▶ _Objective_:
Any pictures in the records below should be skipped; write out everything else exactly.
# Records for the exercise start
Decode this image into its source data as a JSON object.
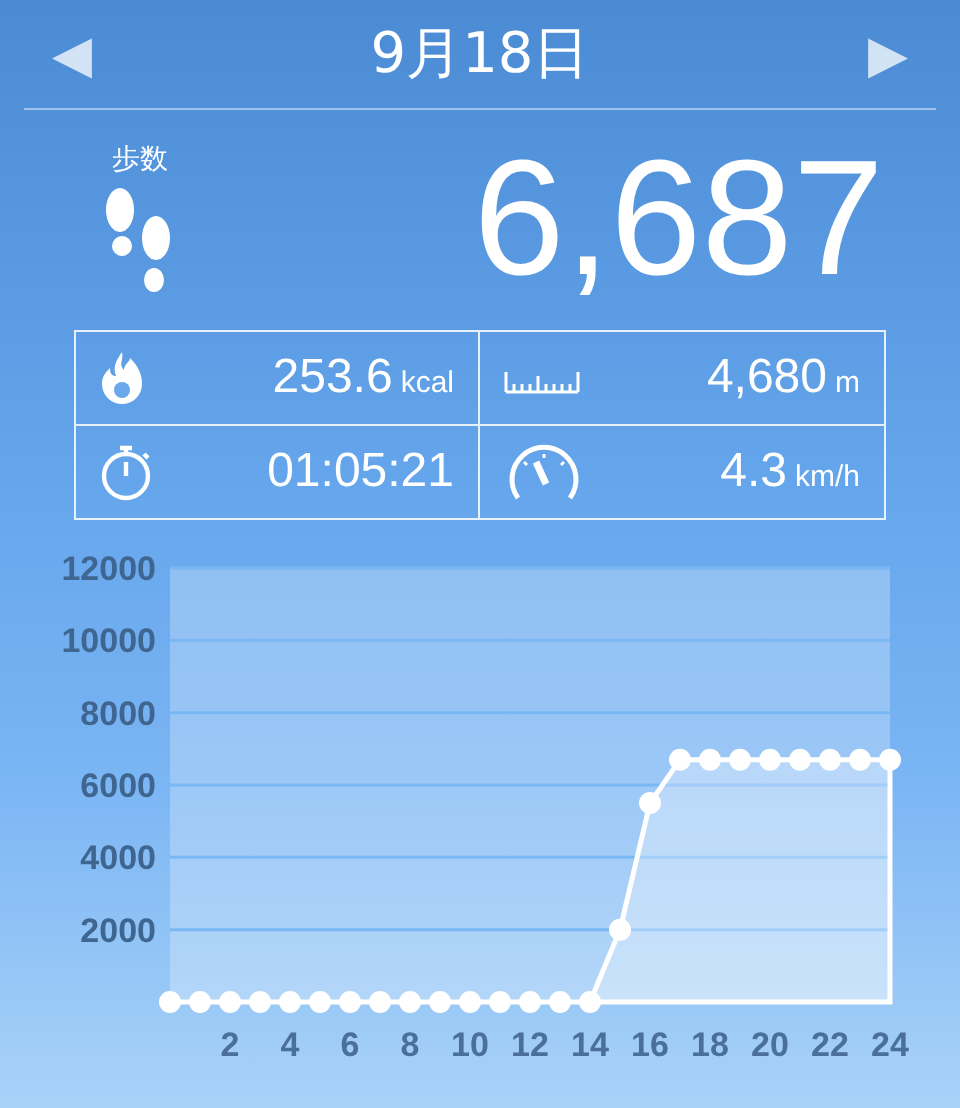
{
  "header": {
    "title": "9月18日",
    "prev": "◀",
    "next": "▶"
  },
  "steps": {
    "label": "歩数",
    "value": "6,687"
  },
  "stats": [
    {
      "kind": "calories",
      "value": "253.6",
      "unit": "kcal"
    },
    {
      "kind": "distance",
      "value": "4,680",
      "unit": "m"
    },
    {
      "kind": "time",
      "value": "01:05:21"
    },
    {
      "kind": "speed",
      "value": "4.3",
      "unit": "km/h"
    }
  ],
  "chart": {
    "chart_data": {
      "type": "area",
      "x": [
        0,
        1,
        2,
        3,
        4,
        5,
        6,
        7,
        8,
        9,
        10,
        11,
        12,
        13,
        14,
        15,
        16,
        17,
        18,
        19,
        20,
        21,
        22,
        23,
        24
      ],
      "series": [
        {
          "color": "#ffffff",
          "values": [
            0,
            0,
            0,
            0,
            0,
            0,
            0,
            0,
            0,
            0,
            0,
            0,
            0,
            0,
            0,
            2000,
            5500,
            6700,
            6700,
            6700,
            6700,
            6700,
            6700,
            6700,
            6700
          ]
        }
      ],
      "grid": true,
      "xlim": [
        0,
        24
      ],
      "ylim": [
        0,
        12000
      ],
      "xticks": [
        2,
        4,
        6,
        8,
        10,
        12,
        14,
        16,
        18,
        20,
        22,
        24
      ],
      "yticks": [
        2000,
        4000,
        6000,
        8000,
        10000,
        12000
      ]
    }
  }
}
# Records for the exercise end
▶ _Reply_:
Decode this image into its source data as a JSON object.
{
  "header": {
    "title": "9月18日",
    "prev": "◀",
    "next": "▶"
  },
  "steps": {
    "label": "歩数",
    "value": "6,687"
  },
  "stats": [
    {
      "kind": "calories",
      "value": "253.6",
      "unit": "kcal"
    },
    {
      "kind": "distance",
      "value": "4,680",
      "unit": "m"
    },
    {
      "kind": "time",
      "value": "01:05:21"
    },
    {
      "kind": "speed",
      "value": "4.3",
      "unit": "km/h"
    }
  ],
  "chart": {
    "chart_data": {
      "type": "area",
      "x": [
        0,
        1,
        2,
        3,
        4,
        5,
        6,
        7,
        8,
        9,
        10,
        11,
        12,
        13,
        14,
        15,
        16,
        17,
        18,
        19,
        20,
        21,
        22,
        23,
        24
      ],
      "series": [
        {
          "color": "#ffffff",
          "values": [
            0,
            0,
            0,
            0,
            0,
            0,
            0,
            0,
            0,
            0,
            0,
            0,
            0,
            0,
            0,
            2000,
            5500,
            6700,
            6700,
            6700,
            6700,
            6700,
            6700,
            6700,
            6700
          ]
        }
      ],
      "grid": true,
      "xlim": [
        0,
        24
      ],
      "ylim": [
        0,
        12000
      ],
      "xticks": [
        2,
        4,
        6,
        8,
        10,
        12,
        14,
        16,
        18,
        20,
        22,
        24
      ],
      "yticks": [
        2000,
        4000,
        6000,
        8000,
        10000,
        12000
      ]
    }
  }
}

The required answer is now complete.